Job: Find every line with the word "местах" and give their count, nothing else.

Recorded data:
● ● ●
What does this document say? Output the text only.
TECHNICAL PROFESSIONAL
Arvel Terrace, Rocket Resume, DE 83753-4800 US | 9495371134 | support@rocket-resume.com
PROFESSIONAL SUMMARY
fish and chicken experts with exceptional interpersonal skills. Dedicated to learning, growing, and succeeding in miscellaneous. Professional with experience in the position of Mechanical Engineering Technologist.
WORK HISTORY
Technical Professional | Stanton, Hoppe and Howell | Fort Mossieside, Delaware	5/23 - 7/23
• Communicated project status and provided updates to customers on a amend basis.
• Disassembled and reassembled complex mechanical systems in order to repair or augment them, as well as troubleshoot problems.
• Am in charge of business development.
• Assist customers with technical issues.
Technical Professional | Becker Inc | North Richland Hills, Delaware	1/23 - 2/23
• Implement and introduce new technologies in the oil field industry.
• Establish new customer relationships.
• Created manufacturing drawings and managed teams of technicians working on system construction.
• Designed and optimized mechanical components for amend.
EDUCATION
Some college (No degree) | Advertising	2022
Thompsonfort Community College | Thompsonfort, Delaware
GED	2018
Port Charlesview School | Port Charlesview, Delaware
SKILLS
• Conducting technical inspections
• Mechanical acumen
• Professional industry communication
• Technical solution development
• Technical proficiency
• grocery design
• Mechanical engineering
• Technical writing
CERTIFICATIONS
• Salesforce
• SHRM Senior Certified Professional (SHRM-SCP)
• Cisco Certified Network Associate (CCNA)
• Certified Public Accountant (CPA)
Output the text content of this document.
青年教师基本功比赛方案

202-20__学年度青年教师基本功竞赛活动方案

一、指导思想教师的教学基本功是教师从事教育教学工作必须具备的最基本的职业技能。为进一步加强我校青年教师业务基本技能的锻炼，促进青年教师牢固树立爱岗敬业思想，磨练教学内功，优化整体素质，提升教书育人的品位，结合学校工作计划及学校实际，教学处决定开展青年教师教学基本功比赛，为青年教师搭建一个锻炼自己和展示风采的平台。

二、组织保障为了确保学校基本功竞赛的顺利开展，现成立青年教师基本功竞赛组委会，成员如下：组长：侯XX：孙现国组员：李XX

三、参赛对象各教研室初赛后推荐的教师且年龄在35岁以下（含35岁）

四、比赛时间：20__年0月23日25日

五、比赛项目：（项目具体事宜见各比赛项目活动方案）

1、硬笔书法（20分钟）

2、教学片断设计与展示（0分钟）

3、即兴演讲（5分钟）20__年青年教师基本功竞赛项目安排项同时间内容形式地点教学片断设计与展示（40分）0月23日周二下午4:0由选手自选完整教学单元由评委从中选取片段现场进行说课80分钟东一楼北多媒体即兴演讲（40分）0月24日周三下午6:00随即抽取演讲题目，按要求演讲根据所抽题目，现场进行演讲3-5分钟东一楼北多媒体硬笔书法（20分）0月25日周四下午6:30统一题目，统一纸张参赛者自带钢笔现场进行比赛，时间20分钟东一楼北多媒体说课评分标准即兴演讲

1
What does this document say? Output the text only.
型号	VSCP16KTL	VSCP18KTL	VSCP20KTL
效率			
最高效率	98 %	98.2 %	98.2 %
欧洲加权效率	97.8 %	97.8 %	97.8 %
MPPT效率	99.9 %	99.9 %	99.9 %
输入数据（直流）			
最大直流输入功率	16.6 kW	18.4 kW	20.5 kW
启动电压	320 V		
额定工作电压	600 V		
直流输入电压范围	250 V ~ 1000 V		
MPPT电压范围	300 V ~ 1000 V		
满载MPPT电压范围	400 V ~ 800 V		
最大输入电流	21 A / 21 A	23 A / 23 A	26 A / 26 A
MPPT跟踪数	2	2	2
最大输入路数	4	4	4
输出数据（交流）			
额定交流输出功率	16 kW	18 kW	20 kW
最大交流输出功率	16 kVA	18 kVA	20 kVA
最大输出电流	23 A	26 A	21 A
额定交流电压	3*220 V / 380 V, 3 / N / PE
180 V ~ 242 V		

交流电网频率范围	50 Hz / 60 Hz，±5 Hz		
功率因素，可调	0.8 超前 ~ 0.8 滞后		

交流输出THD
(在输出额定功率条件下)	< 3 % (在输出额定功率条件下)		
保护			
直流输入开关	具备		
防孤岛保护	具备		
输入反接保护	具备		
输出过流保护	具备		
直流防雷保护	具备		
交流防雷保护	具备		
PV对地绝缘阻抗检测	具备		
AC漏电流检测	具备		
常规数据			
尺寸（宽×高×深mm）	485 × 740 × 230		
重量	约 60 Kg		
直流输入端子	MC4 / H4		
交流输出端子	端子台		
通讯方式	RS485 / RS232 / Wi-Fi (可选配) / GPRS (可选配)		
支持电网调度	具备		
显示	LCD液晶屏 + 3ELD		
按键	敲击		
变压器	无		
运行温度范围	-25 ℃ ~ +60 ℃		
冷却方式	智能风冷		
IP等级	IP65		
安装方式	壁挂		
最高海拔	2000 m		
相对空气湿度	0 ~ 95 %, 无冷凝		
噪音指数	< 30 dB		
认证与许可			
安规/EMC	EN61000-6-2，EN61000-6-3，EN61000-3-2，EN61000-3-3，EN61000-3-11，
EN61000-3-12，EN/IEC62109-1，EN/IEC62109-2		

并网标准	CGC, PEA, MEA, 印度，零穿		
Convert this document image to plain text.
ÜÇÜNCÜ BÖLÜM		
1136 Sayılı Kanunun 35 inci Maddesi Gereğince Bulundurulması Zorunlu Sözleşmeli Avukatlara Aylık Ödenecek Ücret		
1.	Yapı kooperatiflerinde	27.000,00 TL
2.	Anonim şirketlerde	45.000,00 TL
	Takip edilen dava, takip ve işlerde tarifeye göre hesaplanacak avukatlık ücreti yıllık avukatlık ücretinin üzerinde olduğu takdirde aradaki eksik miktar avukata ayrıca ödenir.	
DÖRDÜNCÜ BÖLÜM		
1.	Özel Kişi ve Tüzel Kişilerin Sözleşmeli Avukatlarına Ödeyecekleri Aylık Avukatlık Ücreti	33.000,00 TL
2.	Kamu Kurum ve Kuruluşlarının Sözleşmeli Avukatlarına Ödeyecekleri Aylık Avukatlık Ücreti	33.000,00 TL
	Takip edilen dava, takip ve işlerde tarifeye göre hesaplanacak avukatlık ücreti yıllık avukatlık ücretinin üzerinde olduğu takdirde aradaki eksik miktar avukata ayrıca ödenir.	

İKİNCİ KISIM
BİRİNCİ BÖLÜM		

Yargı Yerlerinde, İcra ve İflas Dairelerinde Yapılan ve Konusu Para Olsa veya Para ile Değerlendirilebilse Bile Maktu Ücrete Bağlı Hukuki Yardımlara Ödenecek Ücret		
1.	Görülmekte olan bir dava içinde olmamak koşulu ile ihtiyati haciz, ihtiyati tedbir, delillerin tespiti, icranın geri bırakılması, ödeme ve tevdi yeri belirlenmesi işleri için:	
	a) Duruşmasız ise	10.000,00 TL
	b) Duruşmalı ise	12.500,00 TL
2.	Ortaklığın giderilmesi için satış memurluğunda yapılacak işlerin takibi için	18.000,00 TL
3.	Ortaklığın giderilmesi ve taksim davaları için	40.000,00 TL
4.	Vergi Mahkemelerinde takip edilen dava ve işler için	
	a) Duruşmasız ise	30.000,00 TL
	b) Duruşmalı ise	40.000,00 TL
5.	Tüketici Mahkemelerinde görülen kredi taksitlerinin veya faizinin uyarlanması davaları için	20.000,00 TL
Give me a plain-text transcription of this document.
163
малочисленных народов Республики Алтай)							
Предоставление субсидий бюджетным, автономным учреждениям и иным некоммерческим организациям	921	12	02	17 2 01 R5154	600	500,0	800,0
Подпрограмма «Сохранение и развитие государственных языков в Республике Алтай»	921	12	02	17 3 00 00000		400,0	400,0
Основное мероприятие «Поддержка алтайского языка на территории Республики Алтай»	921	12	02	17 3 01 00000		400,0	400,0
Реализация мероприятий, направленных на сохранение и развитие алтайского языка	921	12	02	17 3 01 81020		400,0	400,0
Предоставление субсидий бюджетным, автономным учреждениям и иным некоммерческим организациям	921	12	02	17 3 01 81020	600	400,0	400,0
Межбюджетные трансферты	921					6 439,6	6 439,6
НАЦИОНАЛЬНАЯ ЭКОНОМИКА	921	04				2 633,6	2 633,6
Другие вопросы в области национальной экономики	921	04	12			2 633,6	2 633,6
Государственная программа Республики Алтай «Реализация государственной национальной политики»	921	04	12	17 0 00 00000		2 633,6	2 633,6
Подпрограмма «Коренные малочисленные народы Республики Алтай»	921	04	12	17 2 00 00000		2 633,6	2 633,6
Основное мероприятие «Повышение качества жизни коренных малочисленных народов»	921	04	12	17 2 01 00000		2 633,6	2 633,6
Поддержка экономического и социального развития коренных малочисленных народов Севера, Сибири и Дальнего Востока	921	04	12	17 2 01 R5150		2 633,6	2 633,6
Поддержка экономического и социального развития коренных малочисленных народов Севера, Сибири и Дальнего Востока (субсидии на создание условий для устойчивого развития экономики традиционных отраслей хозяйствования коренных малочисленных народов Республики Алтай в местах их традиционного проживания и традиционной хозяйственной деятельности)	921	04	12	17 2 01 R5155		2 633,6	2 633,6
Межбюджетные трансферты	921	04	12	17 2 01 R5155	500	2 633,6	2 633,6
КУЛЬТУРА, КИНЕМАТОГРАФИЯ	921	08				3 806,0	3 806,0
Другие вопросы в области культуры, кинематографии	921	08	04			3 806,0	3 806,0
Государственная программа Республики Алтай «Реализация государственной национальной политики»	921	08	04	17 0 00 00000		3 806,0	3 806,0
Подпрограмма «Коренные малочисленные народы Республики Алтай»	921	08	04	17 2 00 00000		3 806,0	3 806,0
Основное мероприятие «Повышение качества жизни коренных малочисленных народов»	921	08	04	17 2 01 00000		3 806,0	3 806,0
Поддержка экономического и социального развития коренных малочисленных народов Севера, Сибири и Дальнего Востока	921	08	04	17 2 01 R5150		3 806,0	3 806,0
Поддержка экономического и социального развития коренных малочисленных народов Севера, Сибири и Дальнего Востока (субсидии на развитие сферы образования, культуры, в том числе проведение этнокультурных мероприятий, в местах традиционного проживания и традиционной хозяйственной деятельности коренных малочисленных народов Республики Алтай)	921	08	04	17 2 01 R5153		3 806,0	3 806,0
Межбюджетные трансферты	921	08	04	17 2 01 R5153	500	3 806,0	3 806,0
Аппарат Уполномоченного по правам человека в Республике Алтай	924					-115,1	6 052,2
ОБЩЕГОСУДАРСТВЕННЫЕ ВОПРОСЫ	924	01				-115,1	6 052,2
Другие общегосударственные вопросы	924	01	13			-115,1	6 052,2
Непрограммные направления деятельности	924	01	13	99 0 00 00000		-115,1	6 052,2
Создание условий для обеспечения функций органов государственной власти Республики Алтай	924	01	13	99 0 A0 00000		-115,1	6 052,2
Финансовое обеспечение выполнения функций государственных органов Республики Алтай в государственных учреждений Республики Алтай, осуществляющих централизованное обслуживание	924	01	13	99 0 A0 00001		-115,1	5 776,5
● ● ●
Complete output: 2